Source information ▸
▬▬▬▬▬▬▬▬▬▬
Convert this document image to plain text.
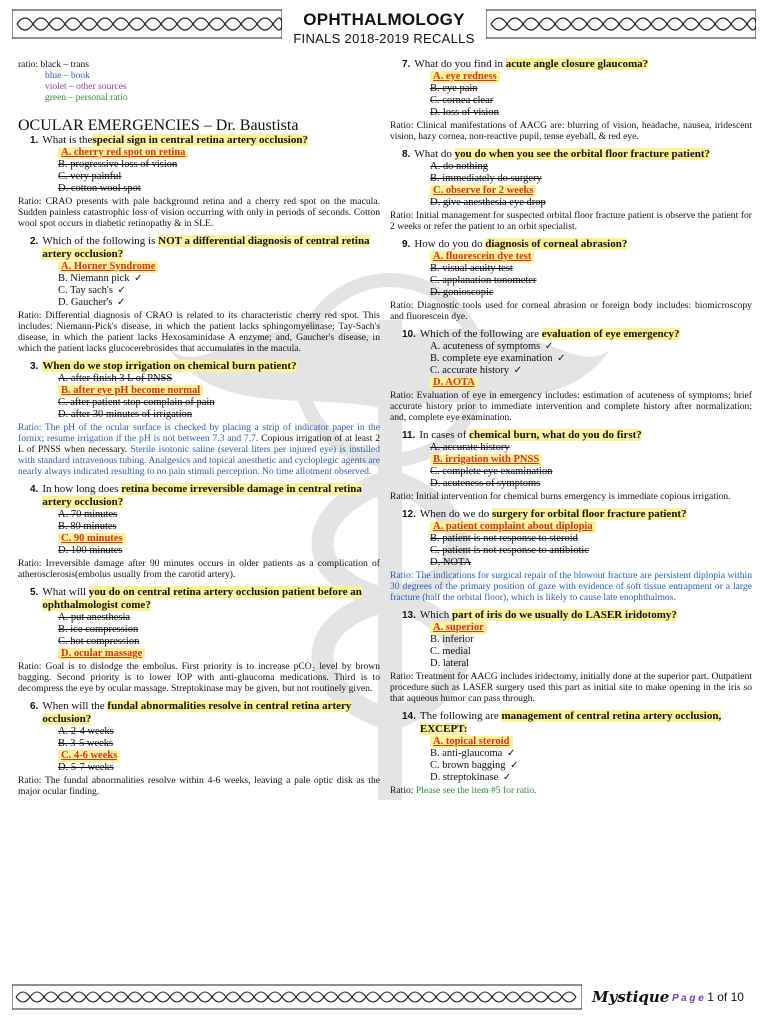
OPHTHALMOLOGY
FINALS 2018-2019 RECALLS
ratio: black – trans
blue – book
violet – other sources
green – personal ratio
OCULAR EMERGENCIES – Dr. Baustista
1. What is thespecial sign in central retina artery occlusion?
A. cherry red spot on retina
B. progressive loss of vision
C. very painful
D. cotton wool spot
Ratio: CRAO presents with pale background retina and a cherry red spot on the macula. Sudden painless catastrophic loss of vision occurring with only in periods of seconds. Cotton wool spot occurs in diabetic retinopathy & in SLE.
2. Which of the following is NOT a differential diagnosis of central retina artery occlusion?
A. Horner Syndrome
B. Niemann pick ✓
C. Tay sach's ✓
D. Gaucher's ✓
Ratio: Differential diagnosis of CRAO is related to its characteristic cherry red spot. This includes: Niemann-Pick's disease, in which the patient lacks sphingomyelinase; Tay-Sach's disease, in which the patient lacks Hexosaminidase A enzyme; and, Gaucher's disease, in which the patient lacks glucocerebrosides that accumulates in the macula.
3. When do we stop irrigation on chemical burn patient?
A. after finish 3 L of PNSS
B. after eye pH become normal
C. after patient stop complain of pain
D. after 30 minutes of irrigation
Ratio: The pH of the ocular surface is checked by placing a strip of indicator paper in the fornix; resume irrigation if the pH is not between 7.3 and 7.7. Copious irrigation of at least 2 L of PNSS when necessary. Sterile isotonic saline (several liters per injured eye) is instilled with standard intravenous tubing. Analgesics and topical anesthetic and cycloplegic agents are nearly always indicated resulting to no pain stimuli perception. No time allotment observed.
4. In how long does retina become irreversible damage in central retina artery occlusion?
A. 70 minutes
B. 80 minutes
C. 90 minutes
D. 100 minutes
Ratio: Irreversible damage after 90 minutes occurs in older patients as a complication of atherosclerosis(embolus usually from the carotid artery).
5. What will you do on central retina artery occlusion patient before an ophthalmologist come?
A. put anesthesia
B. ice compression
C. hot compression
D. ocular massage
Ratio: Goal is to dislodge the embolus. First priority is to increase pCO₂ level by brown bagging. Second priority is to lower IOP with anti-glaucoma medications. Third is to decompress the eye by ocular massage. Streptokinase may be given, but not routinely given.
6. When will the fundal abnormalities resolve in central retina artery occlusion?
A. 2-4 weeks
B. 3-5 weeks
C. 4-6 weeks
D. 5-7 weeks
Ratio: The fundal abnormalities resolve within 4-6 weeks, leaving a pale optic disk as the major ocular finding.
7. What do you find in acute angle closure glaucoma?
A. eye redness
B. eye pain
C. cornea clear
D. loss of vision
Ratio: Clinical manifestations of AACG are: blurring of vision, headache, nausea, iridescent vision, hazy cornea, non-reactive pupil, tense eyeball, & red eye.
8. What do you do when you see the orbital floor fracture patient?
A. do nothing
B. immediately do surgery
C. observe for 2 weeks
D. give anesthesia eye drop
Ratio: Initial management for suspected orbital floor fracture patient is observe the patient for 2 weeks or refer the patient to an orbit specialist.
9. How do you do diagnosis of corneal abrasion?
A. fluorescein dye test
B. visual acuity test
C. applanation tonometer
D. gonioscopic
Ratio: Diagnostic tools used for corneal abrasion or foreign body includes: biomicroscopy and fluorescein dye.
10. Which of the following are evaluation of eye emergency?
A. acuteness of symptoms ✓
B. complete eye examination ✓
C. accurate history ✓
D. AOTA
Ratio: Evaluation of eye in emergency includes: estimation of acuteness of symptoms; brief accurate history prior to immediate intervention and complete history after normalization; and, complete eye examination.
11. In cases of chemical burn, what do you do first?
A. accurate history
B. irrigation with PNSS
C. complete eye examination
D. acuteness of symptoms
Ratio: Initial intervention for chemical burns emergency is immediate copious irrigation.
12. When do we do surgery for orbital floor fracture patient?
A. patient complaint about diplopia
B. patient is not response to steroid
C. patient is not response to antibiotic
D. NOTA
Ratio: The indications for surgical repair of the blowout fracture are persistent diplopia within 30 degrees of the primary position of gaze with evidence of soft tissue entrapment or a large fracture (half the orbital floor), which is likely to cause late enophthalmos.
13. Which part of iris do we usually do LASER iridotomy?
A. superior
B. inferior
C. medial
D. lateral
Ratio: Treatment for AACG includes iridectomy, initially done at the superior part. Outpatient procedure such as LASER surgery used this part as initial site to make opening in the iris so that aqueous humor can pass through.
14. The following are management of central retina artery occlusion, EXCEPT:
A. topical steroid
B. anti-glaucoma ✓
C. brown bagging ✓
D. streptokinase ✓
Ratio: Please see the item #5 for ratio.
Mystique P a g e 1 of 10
▬▬▬▬▬▬▬▬▬▬
Work to complete ▸ Output each line exactly as shown above; no pictures go in the copy.

Output of the exercise ▸
Convert this document image to plain text.
OPHTHALMOLOGY
FINALS 2018-2019 RECALLS
ratio: black – trans
blue – book
violet – other sources
green – personal ratio
OCULAR EMERGENCIES – Dr. Baustista
1. What is thespecial sign in central retina artery occlusion?
A. cherry red spot on retina
B. progressive loss of vision
C. very painful
D. cotton wool spot
Ratio: CRAO presents with pale background retina and a cherry red spot on the macula. Sudden painless catastrophic loss of vision occurring with only in periods of seconds. Cotton wool spot occurs in diabetic retinopathy & in SLE.
2. Which of the following is NOT a differential diagnosis of central retina artery occlusion?
A. Horner Syndrome
B. Niemann pick ✓
C. Tay sach's ✓
D. Gaucher's ✓
Ratio: Differential diagnosis of CRAO is related to its characteristic cherry red spot. This includes: Niemann-Pick's disease, in which the patient lacks sphingomyelinase; Tay-Sach's disease, in which the patient lacks Hexosaminidase A enzyme; and, Gaucher's disease, in which the patient lacks glucocerebrosides that accumulates in the macula.
3. When do we stop irrigation on chemical burn patient?
A. after finish 3 L of PNSS
B. after eye pH become normal
C. after patient stop complain of pain
D. after 30 minutes of irrigation
Ratio: The pH of the ocular surface is checked by placing a strip of indicator paper in the fornix; resume irrigation if the pH is not between 7.3 and 7.7. Copious irrigation of at least 2 L of PNSS when necessary. Sterile isotonic saline (several liters per injured eye) is instilled with standard intravenous tubing. Analgesics and topical anesthetic and cycloplegic agents are nearly always indicated resulting to no pain stimuli perception. No time allotment observed.
4. In how long does retina become irreversible damage in central retina artery occlusion?
A. 70 minutes
B. 80 minutes
C. 90 minutes
D. 100 minutes
Ratio: Irreversible damage after 90 minutes occurs in older patients as a complication of atherosclerosis(embolus usually from the carotid artery).
5. What will you do on central retina artery occlusion patient before an ophthalmologist come?
A. put anesthesia
B. ice compression
C. hot compression
D. ocular massage
Ratio: Goal is to dislodge the embolus. First priority is to increase pCO₂ level by brown bagging. Second priority is to lower IOP with anti-glaucoma medications. Third is to decompress the eye by ocular massage. Streptokinase may be given, but not routinely given.
6. When will the fundal abnormalities resolve in central retina artery occlusion?
A. 2-4 weeks
B. 3-5 weeks
C. 4-6 weeks
D. 5-7 weeks
Ratio: The fundal abnormalities resolve within 4-6 weeks, leaving a pale optic disk as the major ocular finding.
7. What do you find in acute angle closure glaucoma?
A. eye redness
B. eye pain
C. cornea clear
D. loss of vision
Ratio: Clinical manifestations of AACG are: blurring of vision, headache, nausea, iridescent vision, hazy cornea, non-reactive pupil, tense eyeball, & red eye.
8. What do you do when you see the orbital floor fracture patient?
A. do nothing
B. immediately do surgery
C. observe for 2 weeks
D. give anesthesia eye drop
Ratio: Initial management for suspected orbital floor fracture patient is observe the patient for 2 weeks or refer the patient to an orbit specialist.
9. How do you do diagnosis of corneal abrasion?
A. fluorescein dye test
B. visual acuity test
C. applanation tonometer
D. gonioscopic
Ratio: Diagnostic tools used for corneal abrasion or foreign body includes: biomicroscopy and fluorescein dye.
10. Which of the following are evaluation of eye emergency?
A. acuteness of symptoms ✓
B. complete eye examination ✓
C. accurate history ✓
D. AOTA
Ratio: Evaluation of eye in emergency includes: estimation of acuteness of symptoms; brief accurate history prior to immediate intervention and complete history after normalization; and, complete eye examination.
11. In cases of chemical burn, what do you do first?
A. accurate history
B. irrigation with PNSS
C. complete eye examination
D. acuteness of symptoms
Ratio: Initial intervention for chemical burns emergency is immediate copious irrigation.
12. When do we do surgery for orbital floor fracture patient?
A. patient complaint about diplopia
B. patient is not response to steroid
C. patient is not response to antibiotic
D. NOTA
Ratio: The indications for surgical repair of the blowout fracture are persistent diplopia within 30 degrees of the primary position of gaze with evidence of soft tissue entrapment or a large fracture (half the orbital floor), which is likely to cause late enophthalmos.
13. Which part of iris do we usually do LASER iridotomy?
A. superior
B. inferior
C. medial
D. lateral
Ratio: Treatment for AACG includes iridectomy, initially done at the superior part. Outpatient procedure such as LASER surgery used this part as initial site to make opening in the iris so that aqueous humor can pass through.
14. The following are management of central retina artery occlusion, EXCEPT:
A. topical steroid
B. anti-glaucoma ✓
C. brown bagging ✓
D. streptokinase ✓
Ratio: Please see the item #5 for ratio.
Mystique P a g e 1 of 10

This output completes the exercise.